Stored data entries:
------------------------------------------------------------------------

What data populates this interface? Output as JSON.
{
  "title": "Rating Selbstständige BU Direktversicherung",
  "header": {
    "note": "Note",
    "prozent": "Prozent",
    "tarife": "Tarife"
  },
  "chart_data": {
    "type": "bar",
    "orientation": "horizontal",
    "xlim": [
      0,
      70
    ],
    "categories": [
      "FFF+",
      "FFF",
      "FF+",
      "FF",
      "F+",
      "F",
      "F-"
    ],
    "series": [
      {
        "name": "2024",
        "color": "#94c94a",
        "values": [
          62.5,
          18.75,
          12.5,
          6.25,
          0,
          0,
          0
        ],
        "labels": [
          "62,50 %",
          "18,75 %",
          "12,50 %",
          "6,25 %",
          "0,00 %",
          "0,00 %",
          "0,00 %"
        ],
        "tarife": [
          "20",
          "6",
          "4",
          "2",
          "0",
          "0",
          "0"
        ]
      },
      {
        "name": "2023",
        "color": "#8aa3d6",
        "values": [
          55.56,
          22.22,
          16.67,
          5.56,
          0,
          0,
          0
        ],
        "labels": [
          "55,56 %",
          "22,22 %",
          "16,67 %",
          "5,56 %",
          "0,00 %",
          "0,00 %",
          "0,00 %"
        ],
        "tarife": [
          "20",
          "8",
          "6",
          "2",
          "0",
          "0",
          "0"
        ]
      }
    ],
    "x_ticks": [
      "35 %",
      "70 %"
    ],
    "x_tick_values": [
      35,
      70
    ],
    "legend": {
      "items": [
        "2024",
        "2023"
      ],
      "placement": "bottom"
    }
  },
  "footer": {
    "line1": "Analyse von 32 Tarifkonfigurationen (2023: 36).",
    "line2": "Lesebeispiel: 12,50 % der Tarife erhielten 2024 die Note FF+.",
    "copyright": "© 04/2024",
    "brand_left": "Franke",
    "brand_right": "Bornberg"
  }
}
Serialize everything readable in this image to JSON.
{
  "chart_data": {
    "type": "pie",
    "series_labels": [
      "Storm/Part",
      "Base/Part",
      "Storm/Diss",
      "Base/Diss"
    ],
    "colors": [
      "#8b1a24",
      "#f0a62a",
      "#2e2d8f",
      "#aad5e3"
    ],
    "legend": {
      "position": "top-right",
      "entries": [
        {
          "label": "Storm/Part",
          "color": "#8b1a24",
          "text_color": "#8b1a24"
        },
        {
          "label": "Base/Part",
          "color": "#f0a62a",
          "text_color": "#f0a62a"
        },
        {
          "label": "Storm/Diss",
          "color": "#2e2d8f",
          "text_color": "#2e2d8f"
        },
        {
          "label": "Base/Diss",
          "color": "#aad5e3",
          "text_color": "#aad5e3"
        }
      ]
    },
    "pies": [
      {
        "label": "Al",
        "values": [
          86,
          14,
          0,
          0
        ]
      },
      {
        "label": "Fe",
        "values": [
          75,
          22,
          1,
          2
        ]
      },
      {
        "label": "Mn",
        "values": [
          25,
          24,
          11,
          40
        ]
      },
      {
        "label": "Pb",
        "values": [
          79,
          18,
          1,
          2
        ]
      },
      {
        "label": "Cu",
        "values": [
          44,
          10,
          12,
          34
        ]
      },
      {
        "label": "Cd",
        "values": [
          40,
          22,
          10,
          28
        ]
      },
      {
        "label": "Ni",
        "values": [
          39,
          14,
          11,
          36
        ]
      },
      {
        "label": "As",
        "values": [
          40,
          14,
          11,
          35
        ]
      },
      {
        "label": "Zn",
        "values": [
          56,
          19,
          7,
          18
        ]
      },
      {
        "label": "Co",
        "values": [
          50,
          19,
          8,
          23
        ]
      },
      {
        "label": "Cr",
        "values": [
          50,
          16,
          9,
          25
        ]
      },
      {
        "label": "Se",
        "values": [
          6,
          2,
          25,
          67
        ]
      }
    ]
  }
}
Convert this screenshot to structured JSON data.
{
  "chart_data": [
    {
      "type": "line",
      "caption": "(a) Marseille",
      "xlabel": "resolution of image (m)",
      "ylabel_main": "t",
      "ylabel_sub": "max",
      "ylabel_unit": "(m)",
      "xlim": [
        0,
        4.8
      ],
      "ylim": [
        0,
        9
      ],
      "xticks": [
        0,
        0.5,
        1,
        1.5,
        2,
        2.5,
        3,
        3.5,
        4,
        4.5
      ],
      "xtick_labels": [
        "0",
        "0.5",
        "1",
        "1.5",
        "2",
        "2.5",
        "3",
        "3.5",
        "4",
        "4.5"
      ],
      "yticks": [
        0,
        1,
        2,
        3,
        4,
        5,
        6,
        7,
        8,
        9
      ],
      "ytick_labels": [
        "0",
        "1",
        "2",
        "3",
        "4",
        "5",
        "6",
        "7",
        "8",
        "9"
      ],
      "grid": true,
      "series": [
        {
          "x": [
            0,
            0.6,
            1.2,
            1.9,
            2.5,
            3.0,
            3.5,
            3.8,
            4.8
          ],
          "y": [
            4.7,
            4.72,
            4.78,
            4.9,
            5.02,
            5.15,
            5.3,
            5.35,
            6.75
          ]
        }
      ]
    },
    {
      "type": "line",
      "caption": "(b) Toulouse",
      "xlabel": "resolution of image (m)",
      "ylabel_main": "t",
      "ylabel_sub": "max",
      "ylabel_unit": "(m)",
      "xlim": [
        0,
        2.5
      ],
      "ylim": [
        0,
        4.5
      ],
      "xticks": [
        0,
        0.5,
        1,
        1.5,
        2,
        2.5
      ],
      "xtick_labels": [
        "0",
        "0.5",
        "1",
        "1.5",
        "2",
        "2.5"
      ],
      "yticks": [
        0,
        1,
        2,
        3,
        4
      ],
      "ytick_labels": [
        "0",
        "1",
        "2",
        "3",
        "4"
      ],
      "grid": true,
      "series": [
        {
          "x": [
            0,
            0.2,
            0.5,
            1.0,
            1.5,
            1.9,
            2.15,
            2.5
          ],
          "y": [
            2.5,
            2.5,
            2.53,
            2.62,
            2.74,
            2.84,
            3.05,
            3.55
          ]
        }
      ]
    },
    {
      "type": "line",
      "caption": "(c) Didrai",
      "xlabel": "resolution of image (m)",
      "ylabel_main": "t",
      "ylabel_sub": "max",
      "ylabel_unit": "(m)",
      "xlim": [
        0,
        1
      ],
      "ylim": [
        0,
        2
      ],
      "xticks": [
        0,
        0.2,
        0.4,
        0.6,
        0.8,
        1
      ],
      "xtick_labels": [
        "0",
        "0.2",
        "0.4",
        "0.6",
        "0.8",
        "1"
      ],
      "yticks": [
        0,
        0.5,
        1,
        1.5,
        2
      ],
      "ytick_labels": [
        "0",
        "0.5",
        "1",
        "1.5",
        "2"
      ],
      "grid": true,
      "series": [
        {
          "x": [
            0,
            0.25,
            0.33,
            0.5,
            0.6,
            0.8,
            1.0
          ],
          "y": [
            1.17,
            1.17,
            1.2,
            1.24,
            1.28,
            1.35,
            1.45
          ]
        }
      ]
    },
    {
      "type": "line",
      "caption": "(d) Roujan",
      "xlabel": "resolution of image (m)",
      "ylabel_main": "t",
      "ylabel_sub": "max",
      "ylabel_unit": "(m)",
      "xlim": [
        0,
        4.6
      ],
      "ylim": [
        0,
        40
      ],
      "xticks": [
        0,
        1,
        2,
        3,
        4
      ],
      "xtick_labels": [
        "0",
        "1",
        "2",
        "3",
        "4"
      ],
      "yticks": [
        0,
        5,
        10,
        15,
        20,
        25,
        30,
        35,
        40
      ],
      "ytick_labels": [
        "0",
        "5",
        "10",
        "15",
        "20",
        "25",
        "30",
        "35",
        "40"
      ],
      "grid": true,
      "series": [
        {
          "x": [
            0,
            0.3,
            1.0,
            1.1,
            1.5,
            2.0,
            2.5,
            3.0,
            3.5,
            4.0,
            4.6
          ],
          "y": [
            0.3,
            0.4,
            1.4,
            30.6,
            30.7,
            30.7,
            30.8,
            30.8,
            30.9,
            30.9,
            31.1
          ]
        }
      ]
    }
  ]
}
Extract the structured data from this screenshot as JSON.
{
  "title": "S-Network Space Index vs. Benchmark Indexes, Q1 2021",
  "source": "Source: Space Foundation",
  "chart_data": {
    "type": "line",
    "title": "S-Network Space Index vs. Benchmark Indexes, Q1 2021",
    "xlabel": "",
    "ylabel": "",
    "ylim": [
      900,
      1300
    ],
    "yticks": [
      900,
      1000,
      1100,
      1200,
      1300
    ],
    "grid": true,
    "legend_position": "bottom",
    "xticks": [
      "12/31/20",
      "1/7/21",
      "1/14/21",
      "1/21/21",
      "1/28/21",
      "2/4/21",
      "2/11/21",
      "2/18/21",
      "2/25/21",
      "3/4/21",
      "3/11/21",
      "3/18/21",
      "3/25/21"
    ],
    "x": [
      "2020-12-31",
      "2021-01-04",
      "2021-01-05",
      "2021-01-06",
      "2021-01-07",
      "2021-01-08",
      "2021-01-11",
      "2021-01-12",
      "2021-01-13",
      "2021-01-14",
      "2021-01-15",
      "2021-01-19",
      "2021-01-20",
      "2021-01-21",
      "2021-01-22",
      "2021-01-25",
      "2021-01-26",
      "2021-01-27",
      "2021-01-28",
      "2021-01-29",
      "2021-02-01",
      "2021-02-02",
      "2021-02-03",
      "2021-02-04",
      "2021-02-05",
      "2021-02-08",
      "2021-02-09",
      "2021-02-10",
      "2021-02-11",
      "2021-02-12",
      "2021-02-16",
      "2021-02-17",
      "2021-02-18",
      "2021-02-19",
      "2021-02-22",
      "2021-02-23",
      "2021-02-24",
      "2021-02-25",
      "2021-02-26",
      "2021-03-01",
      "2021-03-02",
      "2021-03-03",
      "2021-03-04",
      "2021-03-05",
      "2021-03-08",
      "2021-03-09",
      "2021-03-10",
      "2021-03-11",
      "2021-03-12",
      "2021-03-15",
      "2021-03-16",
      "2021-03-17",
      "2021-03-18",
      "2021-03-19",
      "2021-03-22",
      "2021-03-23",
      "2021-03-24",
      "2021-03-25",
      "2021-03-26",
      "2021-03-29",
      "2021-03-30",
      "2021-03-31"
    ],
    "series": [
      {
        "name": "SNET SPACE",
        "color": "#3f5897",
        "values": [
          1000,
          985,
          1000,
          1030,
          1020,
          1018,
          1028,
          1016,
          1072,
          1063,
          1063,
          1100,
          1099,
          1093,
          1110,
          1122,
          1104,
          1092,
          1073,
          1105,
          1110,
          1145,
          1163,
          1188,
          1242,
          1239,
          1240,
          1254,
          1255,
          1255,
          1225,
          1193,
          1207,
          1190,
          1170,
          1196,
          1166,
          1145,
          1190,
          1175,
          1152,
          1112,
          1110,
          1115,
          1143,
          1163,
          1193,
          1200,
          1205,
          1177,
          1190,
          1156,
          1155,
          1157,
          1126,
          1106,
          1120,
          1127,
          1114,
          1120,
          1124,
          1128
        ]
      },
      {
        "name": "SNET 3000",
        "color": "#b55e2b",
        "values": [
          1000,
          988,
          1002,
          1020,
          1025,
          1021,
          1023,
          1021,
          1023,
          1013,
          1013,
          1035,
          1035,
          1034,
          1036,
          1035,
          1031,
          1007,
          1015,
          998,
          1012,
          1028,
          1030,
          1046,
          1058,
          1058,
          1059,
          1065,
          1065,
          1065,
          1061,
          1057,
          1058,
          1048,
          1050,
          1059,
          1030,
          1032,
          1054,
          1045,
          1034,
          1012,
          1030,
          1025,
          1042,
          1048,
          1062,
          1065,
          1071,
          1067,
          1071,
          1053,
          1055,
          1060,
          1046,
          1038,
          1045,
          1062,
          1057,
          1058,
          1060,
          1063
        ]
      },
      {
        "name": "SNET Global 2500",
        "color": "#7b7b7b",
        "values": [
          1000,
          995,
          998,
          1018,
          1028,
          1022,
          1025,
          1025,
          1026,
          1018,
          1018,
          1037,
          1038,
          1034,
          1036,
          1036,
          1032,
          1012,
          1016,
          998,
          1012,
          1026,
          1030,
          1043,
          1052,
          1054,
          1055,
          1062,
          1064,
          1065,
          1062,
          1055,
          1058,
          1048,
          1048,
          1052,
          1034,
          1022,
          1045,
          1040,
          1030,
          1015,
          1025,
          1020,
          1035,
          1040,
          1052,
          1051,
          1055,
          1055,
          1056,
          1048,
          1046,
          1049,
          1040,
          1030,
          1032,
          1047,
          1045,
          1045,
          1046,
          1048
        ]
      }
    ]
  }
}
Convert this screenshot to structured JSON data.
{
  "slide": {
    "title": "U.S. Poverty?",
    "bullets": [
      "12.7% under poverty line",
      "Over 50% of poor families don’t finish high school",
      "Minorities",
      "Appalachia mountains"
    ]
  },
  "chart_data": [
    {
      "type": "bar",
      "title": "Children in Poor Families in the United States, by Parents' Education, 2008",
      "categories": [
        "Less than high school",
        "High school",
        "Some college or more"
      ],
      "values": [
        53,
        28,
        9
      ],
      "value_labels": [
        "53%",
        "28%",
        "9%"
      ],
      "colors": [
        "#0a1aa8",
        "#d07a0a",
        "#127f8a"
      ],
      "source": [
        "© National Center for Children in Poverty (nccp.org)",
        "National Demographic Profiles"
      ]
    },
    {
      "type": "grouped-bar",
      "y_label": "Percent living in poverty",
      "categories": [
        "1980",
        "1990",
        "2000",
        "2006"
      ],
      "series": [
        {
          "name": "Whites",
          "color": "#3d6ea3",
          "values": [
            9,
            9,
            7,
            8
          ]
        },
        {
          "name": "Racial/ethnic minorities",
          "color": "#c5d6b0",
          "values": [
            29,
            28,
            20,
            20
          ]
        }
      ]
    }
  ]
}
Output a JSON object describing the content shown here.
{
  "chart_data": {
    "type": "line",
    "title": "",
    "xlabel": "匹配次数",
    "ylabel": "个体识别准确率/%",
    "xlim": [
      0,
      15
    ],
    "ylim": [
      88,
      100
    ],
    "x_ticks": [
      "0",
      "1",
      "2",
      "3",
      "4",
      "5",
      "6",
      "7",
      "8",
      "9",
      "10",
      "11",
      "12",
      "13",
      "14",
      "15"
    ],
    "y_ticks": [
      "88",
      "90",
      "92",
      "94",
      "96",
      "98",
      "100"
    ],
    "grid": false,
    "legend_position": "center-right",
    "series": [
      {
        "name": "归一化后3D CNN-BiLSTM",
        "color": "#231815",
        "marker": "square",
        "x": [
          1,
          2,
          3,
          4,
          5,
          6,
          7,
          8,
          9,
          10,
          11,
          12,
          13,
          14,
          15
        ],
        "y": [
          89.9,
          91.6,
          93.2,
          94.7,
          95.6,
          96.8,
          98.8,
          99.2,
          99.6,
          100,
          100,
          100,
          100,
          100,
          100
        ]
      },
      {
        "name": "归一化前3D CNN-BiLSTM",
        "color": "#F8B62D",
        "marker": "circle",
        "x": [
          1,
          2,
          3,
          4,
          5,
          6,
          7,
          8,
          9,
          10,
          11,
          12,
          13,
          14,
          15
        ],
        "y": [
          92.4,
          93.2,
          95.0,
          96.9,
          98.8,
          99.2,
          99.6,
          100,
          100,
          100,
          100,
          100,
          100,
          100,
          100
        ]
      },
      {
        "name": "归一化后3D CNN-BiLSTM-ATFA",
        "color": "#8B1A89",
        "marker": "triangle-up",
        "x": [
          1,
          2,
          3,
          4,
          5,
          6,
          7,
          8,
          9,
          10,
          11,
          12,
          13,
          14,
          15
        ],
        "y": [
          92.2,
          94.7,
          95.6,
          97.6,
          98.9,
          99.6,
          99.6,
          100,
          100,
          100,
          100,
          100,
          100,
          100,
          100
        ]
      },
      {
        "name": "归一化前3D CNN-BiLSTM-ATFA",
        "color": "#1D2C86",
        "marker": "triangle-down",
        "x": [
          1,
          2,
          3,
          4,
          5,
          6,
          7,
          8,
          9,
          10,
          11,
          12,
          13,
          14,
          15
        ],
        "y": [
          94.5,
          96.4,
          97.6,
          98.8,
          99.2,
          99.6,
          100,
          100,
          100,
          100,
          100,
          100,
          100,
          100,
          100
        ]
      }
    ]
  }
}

------------------------------------------------------------------------

*Task directions*
Return every line containing "Benchmark".

*The output*
  "title": "S-Network Space Index vs. Benchmark Indexes, Q1 2021",
    "title": "S-Network Space Index vs. Benchmark Indexes, Q1 2021",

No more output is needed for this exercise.